__Exercise brief__.
Return every entry exactly.

__Exercise material__.

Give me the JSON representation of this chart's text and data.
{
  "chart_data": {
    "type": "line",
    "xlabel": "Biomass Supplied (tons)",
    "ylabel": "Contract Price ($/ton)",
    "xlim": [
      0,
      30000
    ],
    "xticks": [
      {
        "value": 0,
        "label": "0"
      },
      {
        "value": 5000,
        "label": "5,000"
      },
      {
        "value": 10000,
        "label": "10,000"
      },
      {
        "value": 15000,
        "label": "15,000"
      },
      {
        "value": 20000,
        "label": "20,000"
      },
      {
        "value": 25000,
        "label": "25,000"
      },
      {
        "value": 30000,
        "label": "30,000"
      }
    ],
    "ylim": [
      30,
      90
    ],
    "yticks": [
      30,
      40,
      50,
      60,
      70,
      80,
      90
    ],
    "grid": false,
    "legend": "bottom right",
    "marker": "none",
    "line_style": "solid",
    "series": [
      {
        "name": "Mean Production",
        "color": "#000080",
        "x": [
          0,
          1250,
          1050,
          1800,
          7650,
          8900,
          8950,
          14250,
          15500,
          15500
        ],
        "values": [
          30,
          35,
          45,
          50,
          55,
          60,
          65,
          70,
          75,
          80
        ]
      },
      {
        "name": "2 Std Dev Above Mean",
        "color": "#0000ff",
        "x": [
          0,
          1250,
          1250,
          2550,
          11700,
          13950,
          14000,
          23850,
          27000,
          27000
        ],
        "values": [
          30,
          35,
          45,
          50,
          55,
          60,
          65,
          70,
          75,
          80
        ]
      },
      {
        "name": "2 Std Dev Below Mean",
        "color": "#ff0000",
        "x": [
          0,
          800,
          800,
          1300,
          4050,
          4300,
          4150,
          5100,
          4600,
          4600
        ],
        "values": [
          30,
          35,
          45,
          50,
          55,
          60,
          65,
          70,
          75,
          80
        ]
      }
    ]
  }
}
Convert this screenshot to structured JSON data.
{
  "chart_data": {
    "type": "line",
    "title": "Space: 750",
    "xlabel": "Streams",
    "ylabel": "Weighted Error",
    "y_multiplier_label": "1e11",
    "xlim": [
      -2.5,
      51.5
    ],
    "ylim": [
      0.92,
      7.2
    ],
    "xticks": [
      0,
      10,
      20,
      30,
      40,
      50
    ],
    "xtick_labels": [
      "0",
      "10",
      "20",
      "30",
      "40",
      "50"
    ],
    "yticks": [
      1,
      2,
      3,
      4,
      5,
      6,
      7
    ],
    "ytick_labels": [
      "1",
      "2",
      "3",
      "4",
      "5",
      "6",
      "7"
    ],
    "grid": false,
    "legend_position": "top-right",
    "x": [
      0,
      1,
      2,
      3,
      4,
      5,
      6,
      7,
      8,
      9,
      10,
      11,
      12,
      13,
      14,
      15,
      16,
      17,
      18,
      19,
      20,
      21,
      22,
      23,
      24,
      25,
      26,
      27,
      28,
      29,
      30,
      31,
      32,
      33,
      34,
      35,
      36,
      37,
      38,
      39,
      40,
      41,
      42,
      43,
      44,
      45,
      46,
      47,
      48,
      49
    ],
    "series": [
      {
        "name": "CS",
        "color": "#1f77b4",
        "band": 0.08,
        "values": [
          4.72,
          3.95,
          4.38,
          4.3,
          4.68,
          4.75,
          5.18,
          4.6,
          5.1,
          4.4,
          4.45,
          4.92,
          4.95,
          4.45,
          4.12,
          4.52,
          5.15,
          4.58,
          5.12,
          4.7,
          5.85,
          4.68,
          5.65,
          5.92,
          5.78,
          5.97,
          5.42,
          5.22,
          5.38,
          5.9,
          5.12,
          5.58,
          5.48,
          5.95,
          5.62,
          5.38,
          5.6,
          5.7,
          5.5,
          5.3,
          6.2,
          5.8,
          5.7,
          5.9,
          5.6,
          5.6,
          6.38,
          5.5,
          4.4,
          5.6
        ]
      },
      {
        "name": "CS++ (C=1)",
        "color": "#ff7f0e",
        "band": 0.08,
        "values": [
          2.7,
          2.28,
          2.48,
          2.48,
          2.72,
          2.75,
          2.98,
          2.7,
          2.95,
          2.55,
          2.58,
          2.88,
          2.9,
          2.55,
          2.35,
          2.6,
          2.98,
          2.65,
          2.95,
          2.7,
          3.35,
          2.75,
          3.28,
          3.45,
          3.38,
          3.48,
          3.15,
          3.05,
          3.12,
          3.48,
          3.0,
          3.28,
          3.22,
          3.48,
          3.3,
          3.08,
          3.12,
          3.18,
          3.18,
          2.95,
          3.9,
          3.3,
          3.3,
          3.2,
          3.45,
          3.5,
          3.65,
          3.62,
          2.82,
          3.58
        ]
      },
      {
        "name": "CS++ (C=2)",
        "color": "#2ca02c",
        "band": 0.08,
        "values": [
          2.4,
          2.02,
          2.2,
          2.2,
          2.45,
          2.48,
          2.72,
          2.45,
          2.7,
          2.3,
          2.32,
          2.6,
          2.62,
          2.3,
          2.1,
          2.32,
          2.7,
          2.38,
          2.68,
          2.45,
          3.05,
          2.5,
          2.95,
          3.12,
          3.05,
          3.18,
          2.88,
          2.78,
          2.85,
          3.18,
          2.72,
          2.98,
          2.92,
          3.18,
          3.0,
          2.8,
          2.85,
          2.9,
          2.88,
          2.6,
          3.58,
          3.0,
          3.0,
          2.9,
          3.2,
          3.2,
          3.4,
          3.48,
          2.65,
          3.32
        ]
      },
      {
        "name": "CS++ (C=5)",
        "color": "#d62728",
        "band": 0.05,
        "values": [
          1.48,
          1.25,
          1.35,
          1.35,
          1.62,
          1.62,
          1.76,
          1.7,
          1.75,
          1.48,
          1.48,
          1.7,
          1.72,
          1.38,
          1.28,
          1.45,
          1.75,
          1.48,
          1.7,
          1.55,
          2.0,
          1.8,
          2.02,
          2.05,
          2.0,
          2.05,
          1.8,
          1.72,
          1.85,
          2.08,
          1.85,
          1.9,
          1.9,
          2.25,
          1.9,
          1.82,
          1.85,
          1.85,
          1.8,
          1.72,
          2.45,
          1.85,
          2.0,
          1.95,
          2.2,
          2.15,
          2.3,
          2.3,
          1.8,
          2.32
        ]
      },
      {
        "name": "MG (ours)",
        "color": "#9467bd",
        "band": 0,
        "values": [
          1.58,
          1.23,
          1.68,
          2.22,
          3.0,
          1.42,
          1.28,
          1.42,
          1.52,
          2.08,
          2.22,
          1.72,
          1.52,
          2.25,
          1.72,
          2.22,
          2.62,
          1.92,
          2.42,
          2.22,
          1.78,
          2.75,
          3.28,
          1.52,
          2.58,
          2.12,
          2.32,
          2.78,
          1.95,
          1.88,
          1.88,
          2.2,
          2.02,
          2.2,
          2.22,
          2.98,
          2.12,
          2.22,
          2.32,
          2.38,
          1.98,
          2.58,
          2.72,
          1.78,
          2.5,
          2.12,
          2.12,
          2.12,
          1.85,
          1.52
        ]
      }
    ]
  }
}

__Reply__.
Give me the JSON representation of this chart's text and data.
{
  "chart_data": {
    "type": "line",
    "xlabel": "Biomass Supplied (tons)",
    "ylabel": "Contract Price ($/ton)",
    "xlim": [
      0,
      30000
    ],
    "xticks": [
      {
        "value": 0,
        "label": "0"
      },
      {
        "value": 5000,
        "label": "5,000"
      },
      {
        "value": 10000,
        "label": "10,000"
      },
      {
        "value": 15000,
        "label": "15,000"
      },
      {
        "value": 20000,
        "label": "20,000"
      },
      {
        "value": 25000,
        "label": "25,000"
      },
      {
        "value": 30000,
        "label": "30,000"
      }
    ],
    "ylim": [
      30,
      90
    ],
    "yticks": [
      30,
      40,
      50,
      60,
      70,
      80,
      90
    ],
    "grid": false,
    "legend": "bottom right",
    "marker": "none",
    "line_style": "solid",
    "series": [
      {
        "name": "Mean Production",
        "color": "#000080",
        "x": [
          0,
          1250,
          1050,
          1800,
          7650,
          8900,
          8950,
          14250,
          15500,
          15500
        ],
        "values": [
          30,
          35,
          45,
          50,
          55,
          60,
          65,
          70,
          75,
          80
        ]
      },
      {
        "name": "2 Std Dev Above Mean",
        "color": "#0000ff",
        "x": [
          0,
          1250,
          1250,
          2550,
          11700,
          13950,
          14000,
          23850,
          27000,
          27000
        ],
        "values": [
          30,
          35,
          45,
          50,
          55,
          60,
          65,
          70,
          75,
          80
        ]
      },
      {
        "name": "2 Std Dev Below Mean",
        "color": "#ff0000",
        "x": [
          0,
          800,
          800,
          1300,
          4050,
          4300,
          4150,
          5100,
          4600,
          4600
        ],
        "values": [
          30,
          35,
          45,
          50,
          55,
          60,
          65,
          70,
          75,
          80
        ]
      }
    ]
  }
}
Convert this screenshot to structured JSON data.
{
  "chart_data": {
    "type": "line",
    "title": "Space: 750",
    "xlabel": "Streams",
    "ylabel": "Weighted Error",
    "y_multiplier_label": "1e11",
    "xlim": [
      -2.5,
      51.5
    ],
    "ylim": [
      0.92,
      7.2
    ],
    "xticks": [
      0,
      10,
      20,
      30,
      40,
      50
    ],
    "xtick_labels": [
      "0",
      "10",
      "20",
      "30",
      "40",
      "50"
    ],
    "yticks": [
      1,
      2,
      3,
      4,
      5,
      6,
      7
    ],
    "ytick_labels": [
      "1",
      "2",
      "3",
      "4",
      "5",
      "6",
      "7"
    ],
    "grid": false,
    "legend_position": "top-right",
    "x": [
      0,
      1,
      2,
      3,
      4,
      5,
      6,
      7,
      8,
      9,
      10,
      11,
      12,
      13,
      14,
      15,
      16,
      17,
      18,
      19,
      20,
      21,
      22,
      23,
      24,
      25,
      26,
      27,
      28,
      29,
      30,
      31,
      32,
      33,
      34,
      35,
      36,
      37,
      38,
      39,
      40,
      41,
      42,
      43,
      44,
      45,
      46,
      47,
      48,
      49
    ],
    "series": [
      {
        "name": "CS",
        "color": "#1f77b4",
        "band": 0.08,
        "values": [
          4.72,
          3.95,
          4.38,
          4.3,
          4.68,
          4.75,
          5.18,
          4.6,
          5.1,
          4.4,
          4.45,
          4.92,
          4.95,
          4.45,
          4.12,
          4.52,
          5.15,
          4.58,
          5.12,
          4.7,
          5.85,
          4.68,
          5.65,
          5.92,
          5.78,
          5.97,
          5.42,
          5.22,
          5.38,
          5.9,
          5.12,
          5.58,
          5.48,
          5.95,
          5.62,
          5.38,
          5.6,
          5.7,
          5.5,
          5.3,
          6.2,
          5.8,
          5.7,
          5.9,
          5.6,
          5.6,
          6.38,
          5.5,
          4.4,
          5.6
        ]
      },
      {
        "name": "CS++ (C=1)",
        "color": "#ff7f0e",
        "band": 0.08,
        "values": [
          2.7,
          2.28,
          2.48,
          2.48,
          2.72,
          2.75,
          2.98,
          2.7,
          2.95,
          2.55,
          2.58,
          2.88,
          2.9,
          2.55,
          2.35,
          2.6,
          2.98,
          2.65,
          2.95,
          2.7,
          3.35,
          2.75,
          3.28,
          3.45,
          3.38,
          3.48,
          3.15,
          3.05,
          3.12,
          3.48,
          3.0,
          3.28,
          3.22,
          3.48,
          3.3,
          3.08,
          3.12,
          3.18,
          3.18,
          2.95,
          3.9,
          3.3,
          3.3,
          3.2,
          3.45,
          3.5,
          3.65,
          3.62,
          2.82,
          3.58
        ]
      },
      {
        "name": "CS++ (C=2)",
        "color": "#2ca02c",
        "band": 0.08,
        "values": [
          2.4,
          2.02,
          2.2,
          2.2,
          2.45,
          2.48,
          2.72,
          2.45,
          2.7,
          2.3,
          2.32,
          2.6,
          2.62,
          2.3,
          2.1,
          2.32,
          2.7,
          2.38,
          2.68,
          2.45,
          3.05,
          2.5,
          2.95,
          3.12,
          3.05,
          3.18,
          2.88,
          2.78,
          2.85,
          3.18,
          2.72,
          2.98,
          2.92,
          3.18,
          3.0,
          2.8,
          2.85,
          2.9,
          2.88,
          2.6,
          3.58,
          3.0,
          3.0,
          2.9,
          3.2,
          3.2,
          3.4,
          3.48,
          2.65,
          3.32
        ]
      },
      {
        "name": "CS++ (C=5)",
        "color": "#d62728",
        "band": 0.05,
        "values": [
          1.48,
          1.25,
          1.35,
          1.35,
          1.62,
          1.62,
          1.76,
          1.7,
          1.75,
          1.48,
          1.48,
          1.7,
          1.72,
          1.38,
          1.28,
          1.45,
          1.75,
          1.48,
          1.7,
          1.55,
          2.0,
          1.8,
          2.02,
          2.05,
          2.0,
          2.05,
          1.8,
          1.72,
          1.85,
          2.08,
          1.85,
          1.9,
          1.9,
          2.25,
          1.9,
          1.82,
          1.85,
          1.85,
          1.8,
          1.72,
          2.45,
          1.85,
          2.0,
          1.95,
          2.2,
          2.15,
          2.3,
          2.3,
          1.8,
          2.32
        ]
      },
      {
        "name": "MG (ours)",
        "color": "#9467bd",
        "band": 0,
        "values": [
          1.58,
          1.23,
          1.68,
          2.22,
          3.0,
          1.42,
          1.28,
          1.42,
          1.52,
          2.08,
          2.22,
          1.72,
          1.52,
          2.25,
          1.72,
          2.22,
          2.62,
          1.92,
          2.42,
          2.22,
          1.78,
          2.75,
          3.28,
          1.52,
          2.58,
          2.12,
          2.32,
          2.78,
          1.95,
          1.88,
          1.88,
          2.2,
          2.02,
          2.2,
          2.22,
          2.98,
          2.12,
          2.22,
          2.32,
          2.38,
          1.98,
          2.58,
          2.72,
          1.78,
          2.5,
          2.12,
          2.12,
          2.12,
          1.85,
          1.52
        ]
      }
    ]
  }
}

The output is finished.